Dataset records:
[start]

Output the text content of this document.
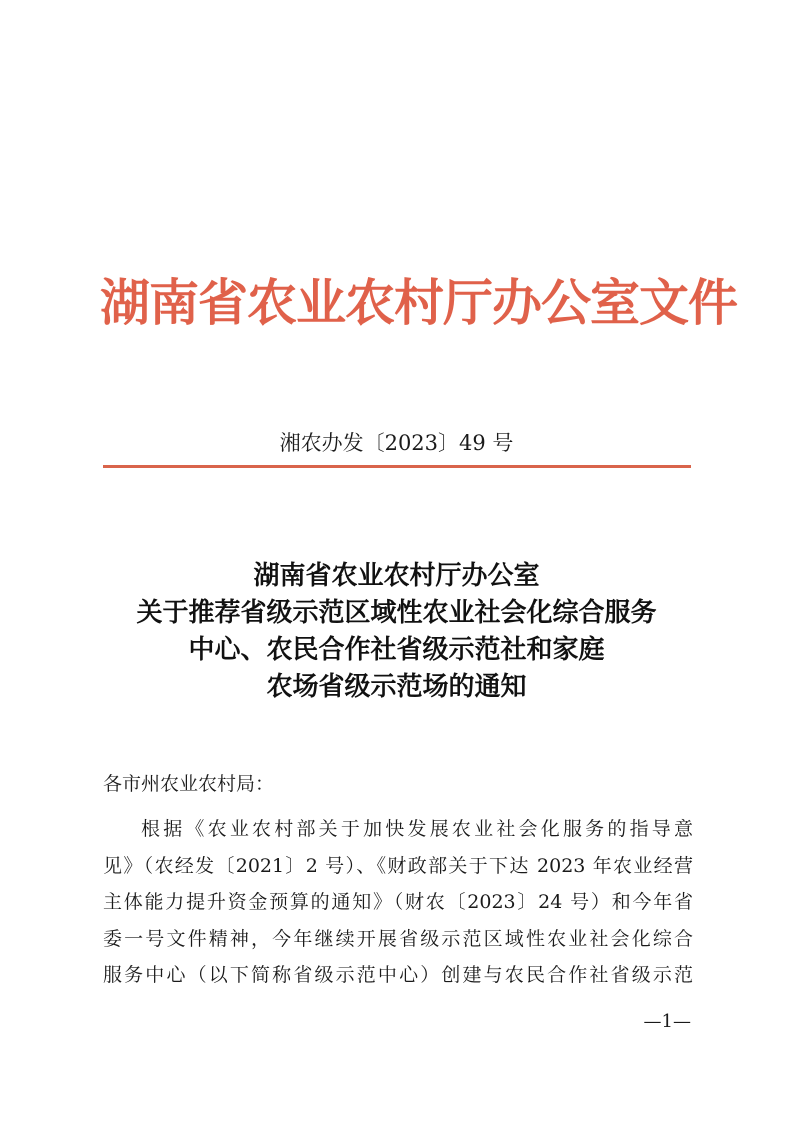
湖南省农业农村厅办公室文件
湘农办发〔2023〕49 号
湖南省农业农村厅办公室
关于推荐省级示范区域性农业社会化综合服务
中心、农民合作社省级示范社和家庭
农场省级示范场的通知
各市州农业农村局：
根据《农业农村部关于加快发展农业社会化服务的指导意
见》（农经发〔2021〕2 号）、《财政部关于下达 2023 年农业经营
主体能力提升资金预算的通知》（财农〔2023〕24 号）和今年省
委一号文件精神，今年继续开展省级示范区域性农业社会化综合
服务中心（以下简称省级示范中心）创建与农民合作社省级示范
—1—
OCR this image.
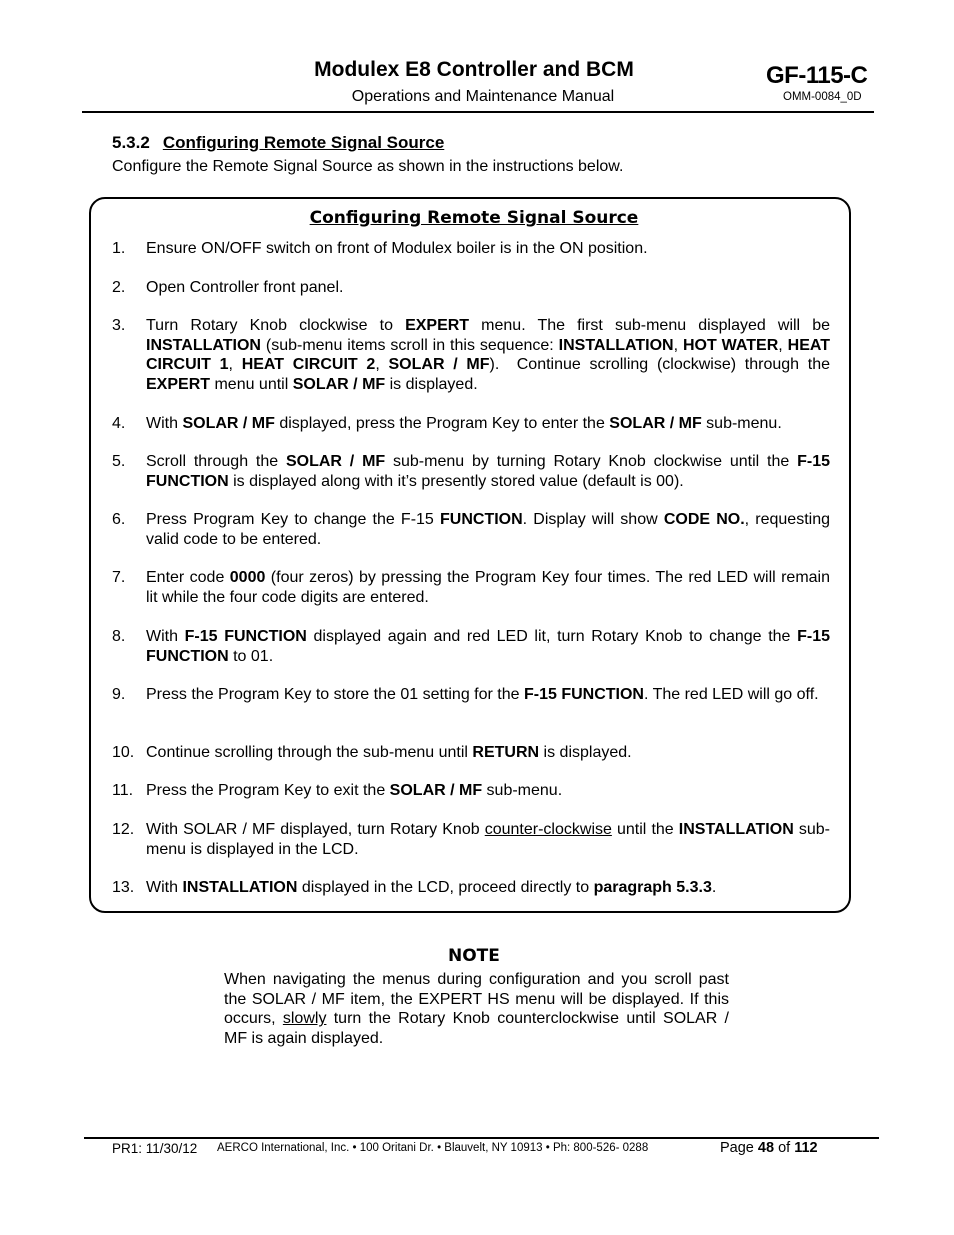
Modulex E8 Controller and BCM
Operations and Maintenance Manual
GF-115-C
OMM-0084_0D
5.3.2 Configuring Remote Signal Source
Configure the Remote Signal Source as shown in the instructions below.
Configuring Remote Signal Source
1. Ensure ON/OFF switch on front of Modulex boiler is in the ON position.
2. Open Controller front panel.
3. Turn Rotary Knob clockwise to EXPERT menu. The first sub-menu displayed will be INSTALLATION (sub-menu items scroll in this sequence: INSTALLATION, HOT WATER, HEAT CIRCUIT 1, HEAT CIRCUIT 2, SOLAR / MF).  Continue scrolling (clockwise) through the EXPERT menu until SOLAR / MF is displayed.
4. With SOLAR / MF displayed, press the Program Key to enter the SOLAR / MF sub-menu.
5. Scroll through the SOLAR / MF sub-menu by turning Rotary Knob clockwise until the F-15 FUNCTION is displayed along with it’s presently stored value (default is 00).
6. Press Program Key to change the F-15 FUNCTION. Display will show CODE NO., requesting valid code to be entered.
7. Enter code 0000 (four zeros) by pressing the Program Key four times. The red LED will remain lit while the four code digits are entered.
8. With F-15 FUNCTION displayed again and red LED lit, turn Rotary Knob to change the F-15 FUNCTION to 01.
9. Press the Program Key to store the 01 setting for the F-15 FUNCTION. The red LED will go off.
10. Continue scrolling through the sub-menu until RETURN is displayed.
11. Press the Program Key to exit the SOLAR / MF sub-menu.
12. With SOLAR / MF displayed, turn Rotary Knob counter-clockwise until the INSTALLATION sub-menu is displayed in the LCD.
13. With INSTALLATION displayed in the LCD, proceed directly to paragraph 5.3.3.
NOTE
When navigating the menus during configuration and you scroll past the SOLAR / MF item, the EXPERT HS menu will be displayed. If this occurs, slowly turn the Rotary Knob counterclockwise until SOLAR / MF is again displayed.
PR1: 11/30/12 AERCO International, Inc. • 100 Oritani Dr. • Blauvelt, NY 10913 • Ph: 800-526- 0288	Page 48 of 112
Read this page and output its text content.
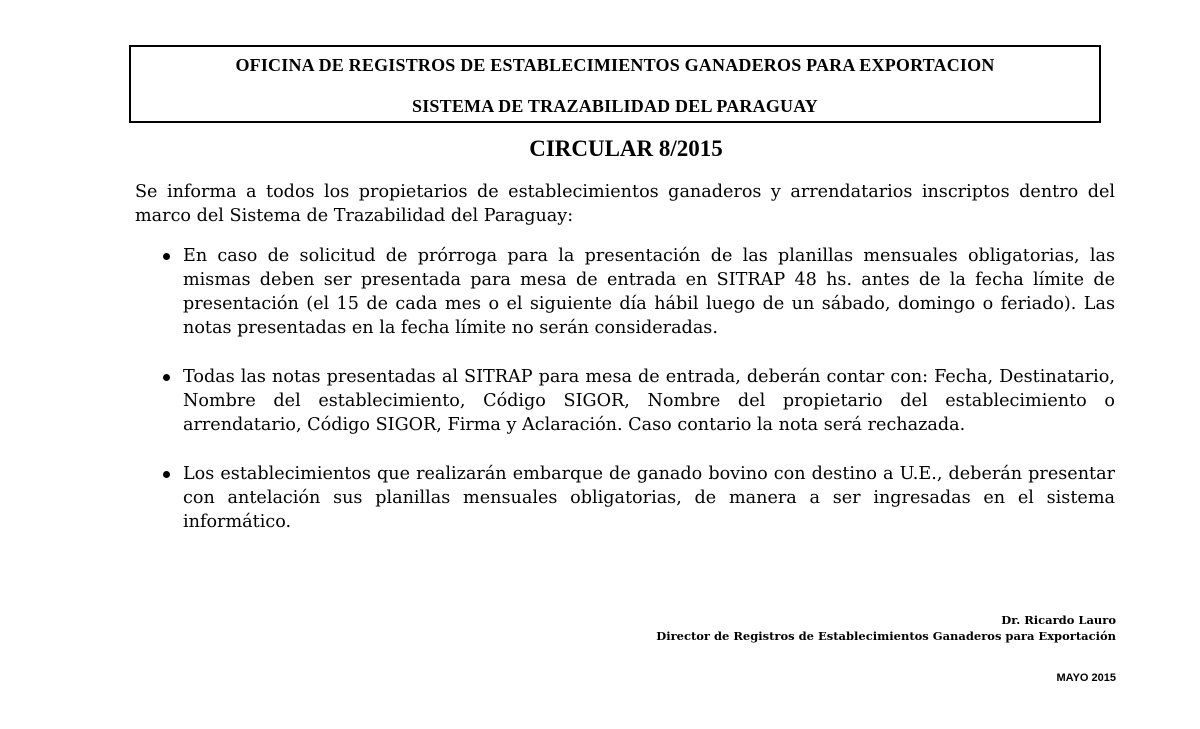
OFICINA DE REGISTROS DE ESTABLECIMIENTOS GANADEROS PARA EXPORTACION
SISTEMA DE TRAZABILIDAD DEL PARAGUAY
CIRCULAR 8/2015

Se informa a todos los propietarios de establecimientos ganaderos y arrendatarios inscriptos dentro del marco del Sistema de Trazabilidad del Paraguay:

En caso de solicitud de prórroga para la presentación de las planillas mensuales obligatorias, las mismas deben ser presentada para mesa de entrada en SITRAP 48 hs. antes de la fecha límite de presentación (el 15 de cada mes o el siguiente día hábil luego de un sábado, domingo o feriado). Las notas presentadas en la fecha límite no serán consideradas.
Todas las notas presentadas al SITRAP para mesa de entrada, deberán contar con: Fecha, Destinatario, Nombre del establecimiento, Código SIGOR, Nombre del propietario del establecimiento o arrendatario, Código SIGOR, Firma y Aclaración. Caso contario la nota será rechazada.
Los establecimientos que realizarán embarque de ganado bovino con destino a U.E., deberán presentar con antelación sus planillas mensuales obligatorias, de manera a ser ingresadas en el sistema informático.
Dr. Ricardo Lauro
Director de Registros de Establecimientos Ganaderos para Exportación
MAYO 2015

[end]

Find each line holding the string "mesa" and copy it out.

Solution to this task:
En caso de solicitud de prórroga para la presentación de las planillas mensuales obligatorias, las mismas deben ser presentada para mesa de entrada en SITRAP 48 hs. antes de la fecha límite de presentación (el 15 de cada mes o el siguiente día hábil luego de un sábado, domingo o feriado). Las notas presentadas en la fecha límite no serán consideradas.
Todas las notas presentadas al SITRAP para mesa de entrada, deberán contar con: Fecha, Destinatario, Nombre del establecimiento, Código SIGOR, Nombre del propietario del establecimiento o arrendatario, Código SIGOR, Firma y Aclaración. Caso contario la nota será rechazada.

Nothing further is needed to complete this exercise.